# Start of Supplied material

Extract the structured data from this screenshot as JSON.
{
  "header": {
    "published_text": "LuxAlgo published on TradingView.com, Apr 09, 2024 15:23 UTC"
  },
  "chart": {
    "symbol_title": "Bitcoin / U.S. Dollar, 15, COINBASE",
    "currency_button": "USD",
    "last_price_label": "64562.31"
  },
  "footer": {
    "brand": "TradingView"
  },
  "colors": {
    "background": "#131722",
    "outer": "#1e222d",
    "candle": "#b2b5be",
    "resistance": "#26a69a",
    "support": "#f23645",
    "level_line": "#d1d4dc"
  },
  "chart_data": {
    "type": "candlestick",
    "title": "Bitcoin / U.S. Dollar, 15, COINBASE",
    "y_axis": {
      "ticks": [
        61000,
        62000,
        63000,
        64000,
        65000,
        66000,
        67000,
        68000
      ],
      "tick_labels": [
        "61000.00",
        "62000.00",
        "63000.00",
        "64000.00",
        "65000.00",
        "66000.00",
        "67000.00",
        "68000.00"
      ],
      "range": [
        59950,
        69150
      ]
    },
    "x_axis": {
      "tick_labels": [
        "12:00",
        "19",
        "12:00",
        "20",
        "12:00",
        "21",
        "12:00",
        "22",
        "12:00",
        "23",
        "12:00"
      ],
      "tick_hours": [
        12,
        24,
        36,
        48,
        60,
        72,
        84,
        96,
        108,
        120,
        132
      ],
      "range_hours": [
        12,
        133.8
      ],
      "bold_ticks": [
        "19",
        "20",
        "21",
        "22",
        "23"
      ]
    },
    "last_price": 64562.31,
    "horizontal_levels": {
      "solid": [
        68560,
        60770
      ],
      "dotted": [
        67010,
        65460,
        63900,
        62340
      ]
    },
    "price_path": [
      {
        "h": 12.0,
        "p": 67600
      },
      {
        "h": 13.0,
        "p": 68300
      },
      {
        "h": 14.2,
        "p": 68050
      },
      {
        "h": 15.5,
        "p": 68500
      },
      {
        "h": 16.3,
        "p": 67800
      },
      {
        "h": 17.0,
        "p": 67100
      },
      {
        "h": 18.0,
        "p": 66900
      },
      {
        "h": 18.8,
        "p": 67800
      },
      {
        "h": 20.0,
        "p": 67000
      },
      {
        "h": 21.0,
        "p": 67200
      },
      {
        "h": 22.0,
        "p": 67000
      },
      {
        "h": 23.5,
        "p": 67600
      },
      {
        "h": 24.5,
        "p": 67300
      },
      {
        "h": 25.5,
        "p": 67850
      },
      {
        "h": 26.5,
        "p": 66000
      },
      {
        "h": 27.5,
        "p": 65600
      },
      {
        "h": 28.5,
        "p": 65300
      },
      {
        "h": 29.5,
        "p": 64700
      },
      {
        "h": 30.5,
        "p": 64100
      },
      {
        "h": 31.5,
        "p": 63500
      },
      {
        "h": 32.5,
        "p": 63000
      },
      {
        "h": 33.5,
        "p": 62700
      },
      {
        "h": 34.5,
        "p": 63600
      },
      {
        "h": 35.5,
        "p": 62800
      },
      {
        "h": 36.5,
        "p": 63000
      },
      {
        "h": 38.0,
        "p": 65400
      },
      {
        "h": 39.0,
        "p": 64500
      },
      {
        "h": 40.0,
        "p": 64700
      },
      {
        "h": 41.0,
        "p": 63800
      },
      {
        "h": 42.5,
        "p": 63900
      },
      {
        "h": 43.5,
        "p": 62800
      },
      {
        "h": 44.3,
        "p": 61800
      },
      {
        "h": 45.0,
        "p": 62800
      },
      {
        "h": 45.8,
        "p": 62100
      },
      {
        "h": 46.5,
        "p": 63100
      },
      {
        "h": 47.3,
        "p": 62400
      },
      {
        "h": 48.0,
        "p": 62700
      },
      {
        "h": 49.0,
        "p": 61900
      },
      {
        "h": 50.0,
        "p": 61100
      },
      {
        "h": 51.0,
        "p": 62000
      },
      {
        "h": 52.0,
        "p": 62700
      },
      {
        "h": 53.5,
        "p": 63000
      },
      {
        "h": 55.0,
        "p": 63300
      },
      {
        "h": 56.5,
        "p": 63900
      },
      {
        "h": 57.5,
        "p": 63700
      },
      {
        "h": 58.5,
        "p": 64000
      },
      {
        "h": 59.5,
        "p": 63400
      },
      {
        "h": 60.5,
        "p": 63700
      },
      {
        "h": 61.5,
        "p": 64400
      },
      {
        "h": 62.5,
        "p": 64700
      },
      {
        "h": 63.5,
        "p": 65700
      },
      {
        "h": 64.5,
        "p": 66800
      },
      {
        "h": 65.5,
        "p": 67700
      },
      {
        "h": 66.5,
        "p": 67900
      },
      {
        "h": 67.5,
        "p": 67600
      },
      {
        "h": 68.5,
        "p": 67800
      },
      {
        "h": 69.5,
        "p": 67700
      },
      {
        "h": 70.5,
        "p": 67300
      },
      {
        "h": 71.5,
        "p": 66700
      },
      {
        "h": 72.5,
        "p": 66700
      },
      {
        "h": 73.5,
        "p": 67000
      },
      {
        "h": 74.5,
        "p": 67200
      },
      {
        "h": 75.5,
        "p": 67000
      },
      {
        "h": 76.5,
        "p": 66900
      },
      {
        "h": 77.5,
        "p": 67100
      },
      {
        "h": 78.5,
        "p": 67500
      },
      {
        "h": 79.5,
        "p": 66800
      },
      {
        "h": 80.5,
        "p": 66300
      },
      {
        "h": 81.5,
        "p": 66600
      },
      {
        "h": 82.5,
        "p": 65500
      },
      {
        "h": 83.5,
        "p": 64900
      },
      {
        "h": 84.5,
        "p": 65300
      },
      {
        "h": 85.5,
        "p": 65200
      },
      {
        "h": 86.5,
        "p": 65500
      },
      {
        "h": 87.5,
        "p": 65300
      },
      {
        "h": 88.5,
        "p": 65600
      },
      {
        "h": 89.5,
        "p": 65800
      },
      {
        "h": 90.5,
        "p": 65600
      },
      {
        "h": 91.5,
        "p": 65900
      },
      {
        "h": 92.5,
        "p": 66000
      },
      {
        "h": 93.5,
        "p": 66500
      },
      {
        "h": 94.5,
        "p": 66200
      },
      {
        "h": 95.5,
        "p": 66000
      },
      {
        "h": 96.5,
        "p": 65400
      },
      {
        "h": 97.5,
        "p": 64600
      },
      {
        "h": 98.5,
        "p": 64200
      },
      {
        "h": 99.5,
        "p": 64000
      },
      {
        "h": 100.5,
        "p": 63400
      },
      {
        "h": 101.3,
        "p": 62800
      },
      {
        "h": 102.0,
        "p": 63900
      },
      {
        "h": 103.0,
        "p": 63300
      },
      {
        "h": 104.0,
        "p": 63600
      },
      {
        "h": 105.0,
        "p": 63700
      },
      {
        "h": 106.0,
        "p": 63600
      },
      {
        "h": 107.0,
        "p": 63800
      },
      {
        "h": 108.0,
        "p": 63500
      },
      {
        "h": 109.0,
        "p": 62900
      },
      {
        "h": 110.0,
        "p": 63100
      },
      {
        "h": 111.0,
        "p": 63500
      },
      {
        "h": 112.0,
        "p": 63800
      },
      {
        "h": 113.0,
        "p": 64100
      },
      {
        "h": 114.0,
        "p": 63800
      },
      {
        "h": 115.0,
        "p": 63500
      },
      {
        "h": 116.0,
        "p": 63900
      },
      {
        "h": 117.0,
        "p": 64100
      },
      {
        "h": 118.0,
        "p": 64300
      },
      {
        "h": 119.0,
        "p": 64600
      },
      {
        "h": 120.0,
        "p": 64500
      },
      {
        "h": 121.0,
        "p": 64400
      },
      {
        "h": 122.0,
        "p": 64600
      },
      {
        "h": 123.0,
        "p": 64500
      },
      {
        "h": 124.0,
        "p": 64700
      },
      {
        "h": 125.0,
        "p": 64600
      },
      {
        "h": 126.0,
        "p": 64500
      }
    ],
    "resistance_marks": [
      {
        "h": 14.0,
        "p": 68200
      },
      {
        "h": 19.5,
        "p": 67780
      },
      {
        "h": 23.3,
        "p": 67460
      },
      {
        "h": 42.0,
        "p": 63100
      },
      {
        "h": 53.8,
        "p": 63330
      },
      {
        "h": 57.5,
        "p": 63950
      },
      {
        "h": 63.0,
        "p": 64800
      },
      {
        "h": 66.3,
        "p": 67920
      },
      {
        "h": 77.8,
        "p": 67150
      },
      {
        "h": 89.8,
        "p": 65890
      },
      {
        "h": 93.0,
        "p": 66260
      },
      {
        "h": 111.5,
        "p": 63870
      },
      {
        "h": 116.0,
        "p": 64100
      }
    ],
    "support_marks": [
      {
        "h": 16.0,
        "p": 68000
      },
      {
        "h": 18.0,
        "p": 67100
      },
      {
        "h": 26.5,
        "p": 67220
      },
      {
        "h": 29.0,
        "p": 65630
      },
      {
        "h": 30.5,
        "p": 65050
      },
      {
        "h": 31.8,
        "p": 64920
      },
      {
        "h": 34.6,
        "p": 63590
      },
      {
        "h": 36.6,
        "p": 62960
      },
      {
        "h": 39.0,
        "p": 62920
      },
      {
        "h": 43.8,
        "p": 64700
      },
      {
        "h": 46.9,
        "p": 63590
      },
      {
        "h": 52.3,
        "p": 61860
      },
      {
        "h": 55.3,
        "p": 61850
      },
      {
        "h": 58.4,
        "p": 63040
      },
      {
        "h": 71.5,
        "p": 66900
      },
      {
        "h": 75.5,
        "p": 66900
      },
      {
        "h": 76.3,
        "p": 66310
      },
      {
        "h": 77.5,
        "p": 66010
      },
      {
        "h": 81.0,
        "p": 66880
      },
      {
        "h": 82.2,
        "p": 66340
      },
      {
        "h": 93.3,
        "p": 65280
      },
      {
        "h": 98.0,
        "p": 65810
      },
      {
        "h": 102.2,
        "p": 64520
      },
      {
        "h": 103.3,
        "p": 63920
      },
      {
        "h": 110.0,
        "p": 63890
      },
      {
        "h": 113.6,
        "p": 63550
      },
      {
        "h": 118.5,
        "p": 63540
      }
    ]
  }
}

# End of Supplied material

Aim
Take each line containing the string "TradingView" and copy it out.

Written reply
    "published_text": "LuxAlgo published on TradingView.com, Apr 09, 2024 15:23 UTC"
    "brand": "TradingView"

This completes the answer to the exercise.